§ PROBLEM TO WORK ON
Below are records. Copy every line with "gammal" in it.

Recorded data:
=====
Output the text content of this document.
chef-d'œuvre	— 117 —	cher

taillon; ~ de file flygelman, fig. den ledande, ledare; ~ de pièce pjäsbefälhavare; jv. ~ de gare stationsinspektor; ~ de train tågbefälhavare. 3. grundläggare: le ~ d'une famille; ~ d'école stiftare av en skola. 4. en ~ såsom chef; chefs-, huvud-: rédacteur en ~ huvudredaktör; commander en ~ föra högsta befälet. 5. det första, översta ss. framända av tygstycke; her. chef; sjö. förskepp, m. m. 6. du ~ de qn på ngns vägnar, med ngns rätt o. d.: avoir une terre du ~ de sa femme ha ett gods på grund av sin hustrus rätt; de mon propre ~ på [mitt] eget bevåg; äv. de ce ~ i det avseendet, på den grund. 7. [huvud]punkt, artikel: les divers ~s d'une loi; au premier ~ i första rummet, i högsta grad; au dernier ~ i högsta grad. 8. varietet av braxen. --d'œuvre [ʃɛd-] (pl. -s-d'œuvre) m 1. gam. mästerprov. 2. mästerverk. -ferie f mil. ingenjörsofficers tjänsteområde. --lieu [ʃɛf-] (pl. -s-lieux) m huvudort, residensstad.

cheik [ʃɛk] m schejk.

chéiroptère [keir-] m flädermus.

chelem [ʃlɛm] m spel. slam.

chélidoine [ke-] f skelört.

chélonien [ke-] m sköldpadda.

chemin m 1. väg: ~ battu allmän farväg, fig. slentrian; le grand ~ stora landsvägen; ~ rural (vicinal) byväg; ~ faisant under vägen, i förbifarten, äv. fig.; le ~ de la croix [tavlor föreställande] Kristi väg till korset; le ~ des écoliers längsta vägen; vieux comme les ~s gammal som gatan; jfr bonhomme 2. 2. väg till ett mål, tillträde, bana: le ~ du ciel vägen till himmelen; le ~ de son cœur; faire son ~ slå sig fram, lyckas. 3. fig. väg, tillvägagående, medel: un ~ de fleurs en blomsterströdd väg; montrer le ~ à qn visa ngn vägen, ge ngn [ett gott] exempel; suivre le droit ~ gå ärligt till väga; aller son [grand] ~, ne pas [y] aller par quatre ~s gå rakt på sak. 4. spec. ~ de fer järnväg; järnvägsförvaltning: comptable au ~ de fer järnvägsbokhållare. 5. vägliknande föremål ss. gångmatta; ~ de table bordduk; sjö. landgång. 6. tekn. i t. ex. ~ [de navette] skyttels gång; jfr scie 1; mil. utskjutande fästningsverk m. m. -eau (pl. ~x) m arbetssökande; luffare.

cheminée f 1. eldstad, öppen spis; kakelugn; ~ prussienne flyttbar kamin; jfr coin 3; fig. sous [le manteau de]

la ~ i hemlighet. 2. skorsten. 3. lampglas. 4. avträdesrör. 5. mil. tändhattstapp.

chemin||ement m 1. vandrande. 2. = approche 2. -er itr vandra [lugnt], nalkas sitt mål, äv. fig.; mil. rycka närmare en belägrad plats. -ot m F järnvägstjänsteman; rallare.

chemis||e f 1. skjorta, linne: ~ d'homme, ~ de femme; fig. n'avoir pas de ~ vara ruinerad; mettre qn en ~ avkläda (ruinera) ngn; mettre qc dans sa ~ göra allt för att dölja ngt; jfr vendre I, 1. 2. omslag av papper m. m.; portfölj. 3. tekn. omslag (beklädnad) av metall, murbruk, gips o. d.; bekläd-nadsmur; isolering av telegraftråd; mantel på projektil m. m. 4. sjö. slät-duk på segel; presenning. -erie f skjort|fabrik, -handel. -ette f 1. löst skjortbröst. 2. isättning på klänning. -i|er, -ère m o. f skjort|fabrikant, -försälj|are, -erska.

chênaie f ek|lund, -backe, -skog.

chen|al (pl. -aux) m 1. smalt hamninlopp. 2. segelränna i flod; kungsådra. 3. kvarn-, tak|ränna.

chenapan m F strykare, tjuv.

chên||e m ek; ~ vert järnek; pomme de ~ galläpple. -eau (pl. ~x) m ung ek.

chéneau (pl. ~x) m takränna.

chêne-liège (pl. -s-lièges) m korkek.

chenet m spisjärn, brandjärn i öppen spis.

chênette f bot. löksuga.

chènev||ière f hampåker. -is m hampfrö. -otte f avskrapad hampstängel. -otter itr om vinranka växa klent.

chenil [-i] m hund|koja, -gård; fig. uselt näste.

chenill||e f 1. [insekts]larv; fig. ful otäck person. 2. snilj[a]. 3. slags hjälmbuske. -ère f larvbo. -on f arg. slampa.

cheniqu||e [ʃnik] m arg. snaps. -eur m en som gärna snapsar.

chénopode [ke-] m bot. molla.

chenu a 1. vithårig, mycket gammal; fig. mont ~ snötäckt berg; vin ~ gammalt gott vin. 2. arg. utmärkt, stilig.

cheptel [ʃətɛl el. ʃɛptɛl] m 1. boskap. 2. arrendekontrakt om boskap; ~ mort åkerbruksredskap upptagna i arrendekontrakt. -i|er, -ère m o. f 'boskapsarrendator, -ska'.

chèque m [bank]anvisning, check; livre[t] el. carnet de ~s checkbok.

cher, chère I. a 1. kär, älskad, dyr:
=====
§ RESULT OF THE TASK
chemin m 1. väg: ~ battu allmän farväg, fig. slentrian; le grand ~ stora landsvägen; ~ rural (vicinal) byväg; ~ faisant under vägen, i förbifarten, äv. fig.; le ~ de la croix [tavlor föreställande] Kristi väg till korset; le ~ des écoliers längsta vägen; vieux comme les ~s gammal som gatan; jfr bonhomme 2. 2. väg till ett mål, tillträde, bana: le ~ du ciel vägen till himmelen; le ~ de son cœur; faire son ~ slå sig fram, lyckas. 3. fig. väg, tillvägagående, medel: un ~ de fleurs en blomsterströdd väg; montrer le ~ à qn visa ngn vägen, ge ngn [ett gott] exempel; suivre le droit ~ gå ärligt till väga; aller son [grand] ~, ne pas [y] aller par quatre ~s gå rakt på sak. 4. spec. ~ de fer järnväg; järnvägsförvaltning: comptable au ~ de fer järnvägsbokhållare. 5. vägliknande föremål ss. gångmatta; ~ de table bordduk; sjö. landgång. 6. tekn. i t. ex. ~ [de navette] skyttels gång; jfr scie 1; mil. utskjutande fästningsverk m. m. -eau (pl. ~x) m arbetssökande; luffare.
chenu a 1. vithårig, mycket gammal; fig. mont ~ snötäckt berg; vin ~ gammalt gott vin. 2. arg. utmärkt, stilig.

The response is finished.